### Brief:
Repeat the listing in full. Nothing may be added or left out.

### Dataset content:
[Start]

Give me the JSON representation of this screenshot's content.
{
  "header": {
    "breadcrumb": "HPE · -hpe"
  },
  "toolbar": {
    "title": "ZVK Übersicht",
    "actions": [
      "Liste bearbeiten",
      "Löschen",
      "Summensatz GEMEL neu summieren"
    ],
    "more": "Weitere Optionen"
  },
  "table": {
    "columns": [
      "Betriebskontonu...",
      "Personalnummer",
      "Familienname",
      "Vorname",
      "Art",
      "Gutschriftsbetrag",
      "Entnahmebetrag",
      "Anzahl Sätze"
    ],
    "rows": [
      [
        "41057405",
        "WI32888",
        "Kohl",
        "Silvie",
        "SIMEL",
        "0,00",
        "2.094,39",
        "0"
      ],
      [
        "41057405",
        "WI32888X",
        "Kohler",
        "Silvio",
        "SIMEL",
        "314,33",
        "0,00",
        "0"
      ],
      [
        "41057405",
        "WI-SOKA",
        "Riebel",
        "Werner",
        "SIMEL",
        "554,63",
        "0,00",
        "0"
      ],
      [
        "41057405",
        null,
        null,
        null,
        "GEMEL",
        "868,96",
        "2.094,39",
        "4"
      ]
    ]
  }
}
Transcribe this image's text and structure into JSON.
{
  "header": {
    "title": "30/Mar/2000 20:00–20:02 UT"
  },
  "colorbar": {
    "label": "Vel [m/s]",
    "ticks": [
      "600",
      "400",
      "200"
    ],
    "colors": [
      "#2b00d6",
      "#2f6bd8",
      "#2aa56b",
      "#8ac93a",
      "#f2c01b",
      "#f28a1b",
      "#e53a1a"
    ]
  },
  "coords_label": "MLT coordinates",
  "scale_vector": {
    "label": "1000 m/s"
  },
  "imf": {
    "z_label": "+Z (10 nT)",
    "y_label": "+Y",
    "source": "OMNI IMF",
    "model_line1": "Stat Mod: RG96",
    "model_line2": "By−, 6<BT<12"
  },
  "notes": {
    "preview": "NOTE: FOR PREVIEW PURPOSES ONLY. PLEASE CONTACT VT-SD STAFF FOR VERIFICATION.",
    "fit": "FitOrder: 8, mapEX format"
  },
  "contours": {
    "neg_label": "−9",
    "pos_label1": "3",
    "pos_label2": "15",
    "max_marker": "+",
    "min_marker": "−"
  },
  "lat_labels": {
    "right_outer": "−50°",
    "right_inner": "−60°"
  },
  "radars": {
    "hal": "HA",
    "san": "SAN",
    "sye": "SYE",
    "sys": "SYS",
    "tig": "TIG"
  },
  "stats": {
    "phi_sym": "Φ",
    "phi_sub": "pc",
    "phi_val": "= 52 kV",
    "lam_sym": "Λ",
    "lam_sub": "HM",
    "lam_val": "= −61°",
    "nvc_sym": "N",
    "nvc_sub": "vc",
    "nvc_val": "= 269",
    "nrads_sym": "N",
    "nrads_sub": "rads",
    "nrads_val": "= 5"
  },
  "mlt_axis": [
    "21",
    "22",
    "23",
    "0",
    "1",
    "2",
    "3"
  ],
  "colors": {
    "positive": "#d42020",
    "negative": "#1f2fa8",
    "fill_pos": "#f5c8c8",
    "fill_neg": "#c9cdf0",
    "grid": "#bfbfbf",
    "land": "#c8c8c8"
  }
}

[End]

### Answer to this problem:
Give me the JSON representation of this screenshot's content.
{
  "header": {
    "breadcrumb": "HPE · -hpe"
  },
  "toolbar": {
    "title": "ZVK Übersicht",
    "actions": [
      "Liste bearbeiten",
      "Löschen",
      "Summensatz GEMEL neu summieren"
    ],
    "more": "Weitere Optionen"
  },
  "table": {
    "columns": [
      "Betriebskontonu...",
      "Personalnummer",
      "Familienname",
      "Vorname",
      "Art",
      "Gutschriftsbetrag",
      "Entnahmebetrag",
      "Anzahl Sätze"
    ],
    "rows": [
      [
        "41057405",
        "WI32888",
        "Kohl",
        "Silvie",
        "SIMEL",
        "0,00",
        "2.094,39",
        "0"
      ],
      [
        "41057405",
        "WI32888X",
        "Kohler",
        "Silvio",
        "SIMEL",
        "314,33",
        "0,00",
        "0"
      ],
      [
        "41057405",
        "WI-SOKA",
        "Riebel",
        "Werner",
        "SIMEL",
        "554,63",
        "0,00",
        "0"
      ],
      [
        "41057405",
        null,
        null,
        null,
        "GEMEL",
        "868,96",
        "2.094,39",
        "4"
      ]
    ]
  }
}
Transcribe this image's text and structure into JSON.
{
  "header": {
    "title": "30/Mar/2000 20:00–20:02 UT"
  },
  "colorbar": {
    "label": "Vel [m/s]",
    "ticks": [
      "600",
      "400",
      "200"
    ],
    "colors": [
      "#2b00d6",
      "#2f6bd8",
      "#2aa56b",
      "#8ac93a",
      "#f2c01b",
      "#f28a1b",
      "#e53a1a"
    ]
  },
  "coords_label": "MLT coordinates",
  "scale_vector": {
    "label": "1000 m/s"
  },
  "imf": {
    "z_label": "+Z (10 nT)",
    "y_label": "+Y",
    "source": "OMNI IMF",
    "model_line1": "Stat Mod: RG96",
    "model_line2": "By−, 6<BT<12"
  },
  "notes": {
    "preview": "NOTE: FOR PREVIEW PURPOSES ONLY. PLEASE CONTACT VT-SD STAFF FOR VERIFICATION.",
    "fit": "FitOrder: 8, mapEX format"
  },
  "contours": {
    "neg_label": "−9",
    "pos_label1": "3",
    "pos_label2": "15",
    "max_marker": "+",
    "min_marker": "−"
  },
  "lat_labels": {
    "right_outer": "−50°",
    "right_inner": "−60°"
  },
  "radars": {
    "hal": "HA",
    "san": "SAN",
    "sye": "SYE",
    "sys": "SYS",
    "tig": "TIG"
  },
  "stats": {
    "phi_sym": "Φ",
    "phi_sub": "pc",
    "phi_val": "= 52 kV",
    "lam_sym": "Λ",
    "lam_sub": "HM",
    "lam_val": "= −61°",
    "nvc_sym": "N",
    "nvc_sub": "vc",
    "nvc_val": "= 269",
    "nrads_sym": "N",
    "nrads_sub": "rads",
    "nrads_val": "= 5"
  },
  "mlt_axis": [
    "21",
    "22",
    "23",
    "0",
    "1",
    "2",
    "3"
  ],
  "colors": {
    "positive": "#d42020",
    "negative": "#1f2fa8",
    "fill_pos": "#f5c8c8",
    "fill_neg": "#c9cdf0",
    "grid": "#bfbfbf",
    "land": "#c8c8c8"
  }
}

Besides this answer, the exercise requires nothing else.